## DESCRIPTION OF THE TASK
Copy out each line featuring the string "帝京長岡B" from the entries beneath.

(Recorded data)
(begin)

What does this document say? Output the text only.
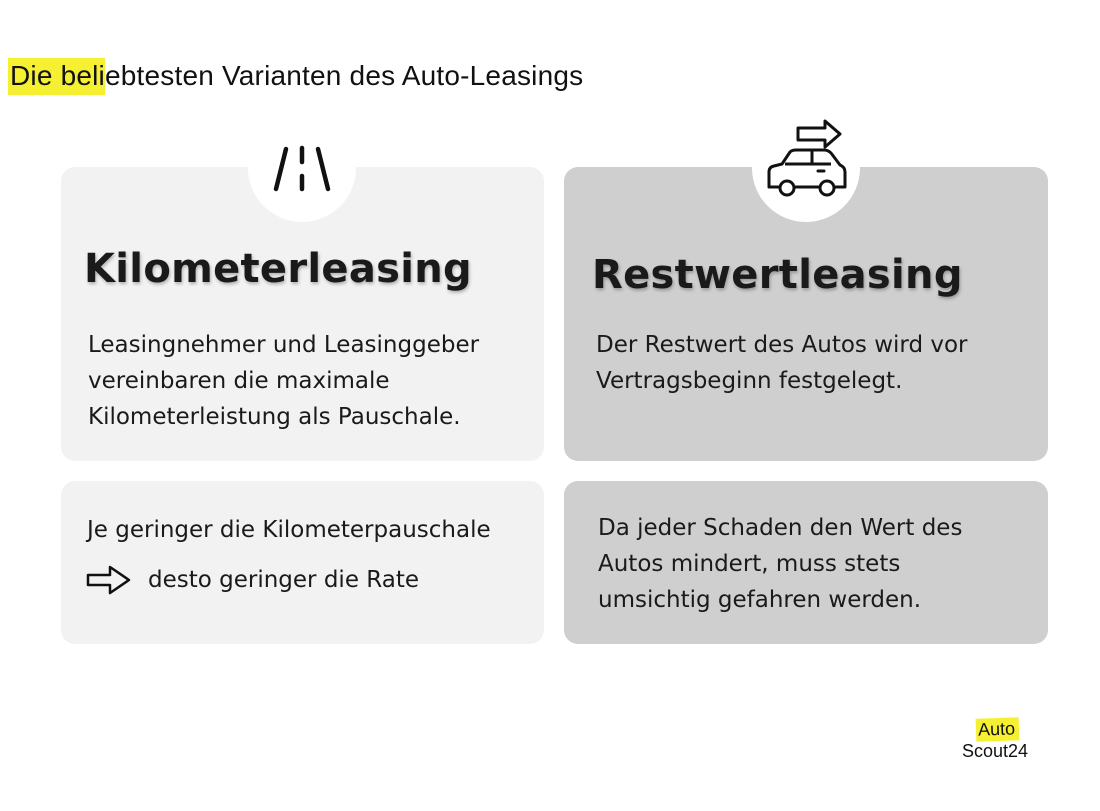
Die beliebtesten Varianten des Auto-Leasings
Kilometerleasing
Leasingnehmer und Leasinggeber vereinbaren die maximale Kilometerleistung als Pauschale.
Restwertleasing
Der Restwert des Autos wird vor Vertragsbeginn festgelegt.
Je geringer die Kilometerpauschale
desto geringer die Rate
Da jeder Schaden den Wert des Autos mindert, muss stets umsichtig gefahren werden.
Auto
Scout24
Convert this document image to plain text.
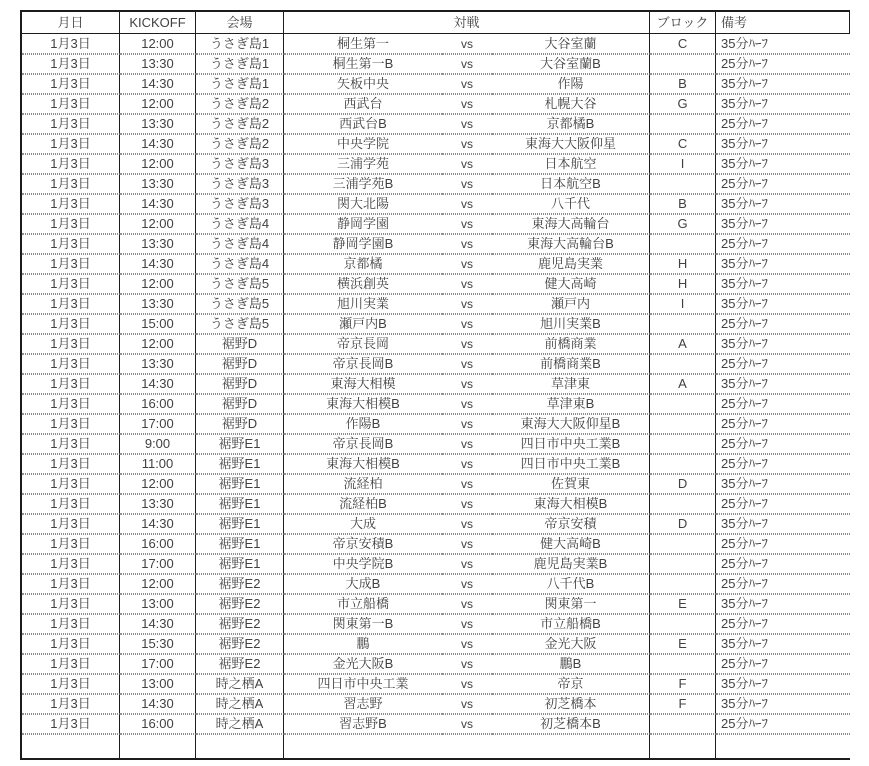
月日	KICKOFF	会場	対戦			ブロック	備考
1月3日	12:00	うさぎ島1	桐生第一	vs	大谷室蘭	C	35分ﾊｰﾌ
1月3日	13:30	うさぎ島1	桐生第一B	vs	大谷室蘭B		25分ﾊｰﾌ
1月3日	14:30	うさぎ島1	矢板中央	vs	作陽	B	35分ﾊｰﾌ
1月3日	12:00	うさぎ島2	西武台	vs	札幌大谷	G	35分ﾊｰﾌ
1月3日	13:30	うさぎ島2	西武台B	vs	京都橘B		25分ﾊｰﾌ
1月3日	14:30	うさぎ島2	中央学院	vs	東海大大阪仰星	C	35分ﾊｰﾌ
1月3日	12:00	うさぎ島3	三浦学苑	vs	日本航空	I	35分ﾊｰﾌ
1月3日	13:30	うさぎ島3	三浦学苑B	vs	日本航空B		25分ﾊｰﾌ
1月3日	14:30	うさぎ島3	関大北陽	vs	八千代	B	35分ﾊｰﾌ
1月3日	12:00	うさぎ島4	静岡学園	vs	東海大高輪台	G	35分ﾊｰﾌ
1月3日	13:30	うさぎ島4	静岡学園B	vs	東海大高輪台B		25分ﾊｰﾌ
1月3日	14:30	うさぎ島4	京都橘	vs	鹿児島実業	H	35分ﾊｰﾌ
1月3日	12:00	うさぎ島5	横浜創英	vs	健大高崎	H	35分ﾊｰﾌ
1月3日	13:30	うさぎ島5	旭川実業	vs	瀬戸内	I	35分ﾊｰﾌ
1月3日	15:00	うさぎ島5	瀬戸内B	vs	旭川実業B		25分ﾊｰﾌ
1月3日	12:00	裾野D	帝京長岡	vs	前橋商業	A	35分ﾊｰﾌ
1月3日	13:30	裾野D	帝京長岡B	vs	前橋商業B		25分ﾊｰﾌ
1月3日	14:30	裾野D	東海大相模	vs	草津東	A	35分ﾊｰﾌ
1月3日	16:00	裾野D	東海大相模B	vs	草津東B		25分ﾊｰﾌ
1月3日	17:00	裾野D	作陽B	vs	東海大大阪仰星B		25分ﾊｰﾌ
1月3日	9:00	裾野E1	帝京長岡B	vs	四日市中央工業B		25分ﾊｰﾌ
1月3日	11:00	裾野E1	東海大相模B	vs	四日市中央工業B		25分ﾊｰﾌ
1月3日	12:00	裾野E1	流経柏	vs	佐賀東	D	35分ﾊｰﾌ
1月3日	13:30	裾野E1	流経柏B	vs	東海大相模B		25分ﾊｰﾌ
1月3日	14:30	裾野E1	大成	vs	帝京安積	D	35分ﾊｰﾌ
1月3日	16:00	裾野E1	帝京安積B	vs	健大高崎B		25分ﾊｰﾌ
1月3日	17:00	裾野E1	中央学院B	vs	鹿児島実業B		25分ﾊｰﾌ
1月3日	12:00	裾野E2	大成B	vs	八千代B		25分ﾊｰﾌ
1月3日	13:00	裾野E2	市立船橋	vs	関東第一	E	35分ﾊｰﾌ
1月3日	14:30	裾野E2	関東第一B	vs	市立船橋B		25分ﾊｰﾌ
1月3日	15:30	裾野E2	鵬	vs	金光大阪	E	35分ﾊｰﾌ
1月3日	17:00	裾野E2	金光大阪B	vs	鵬B		25分ﾊｰﾌ
1月3日	13:00	時之栖A	四日市中央工業	vs	帝京	F	35分ﾊｰﾌ
1月3日	14:30	時之栖A	習志野	vs	初芝橋本	F	35分ﾊｰﾌ
1月3日	16:00	時之栖A	習志野B	vs	初芝橋本B		25分ﾊｰﾌ
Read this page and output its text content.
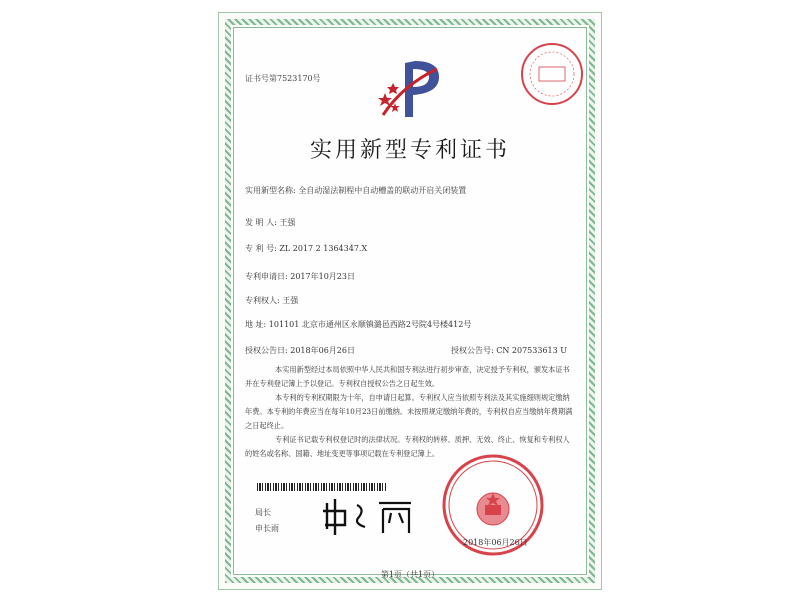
证书号第7523170号
实用新型专利证书
实用新型名称: 全自动湿法制程中自动槽盖的联动开启关闭装置
发 明 人: 王强
专 利 号: ZL 2017 2 1364347.X
专利申请日: 2017年10月23日
专利权人: 王强
地 址: 101101 北京市通州区永顺镇潞邑西路2号院4号楼412号
授权公告日: 2018年06月26日	授权公告号: CN 207533613 U
本实用新型经过本局依照中华人民共和国专利法进行初步审查，决定授予专利权，颁发本证书并在专利登记簿上予以登记。专利权自授权公告之日起生效。
本专利的专利权期限为十年，自申请日起算。专利权人应当依照专利法及其实施细则规定缴纳年费。本专利的年费应当在每年10月23日前缴纳。未按照规定缴纳年费的，专利权自应当缴纳年费期满之日起终止。
专利证书记载专利权登记时的法律状况。专利权的转移、质押、无效、终止、恢复和专利权人的姓名或名称、国籍、地址变更等事项记载在专利登记簿上。
局长
申长雨
2018年06月26日
第1页（共1页）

(end)

## FULL ANSWER
1月3日	13:30	裾野D	帝京長岡B	vs	前橋商業B		25分ﾊｰﾌ
1月3日	9:00	裾野E1	帝京長岡B	vs	四日市中央工業B		25分ﾊｰﾌ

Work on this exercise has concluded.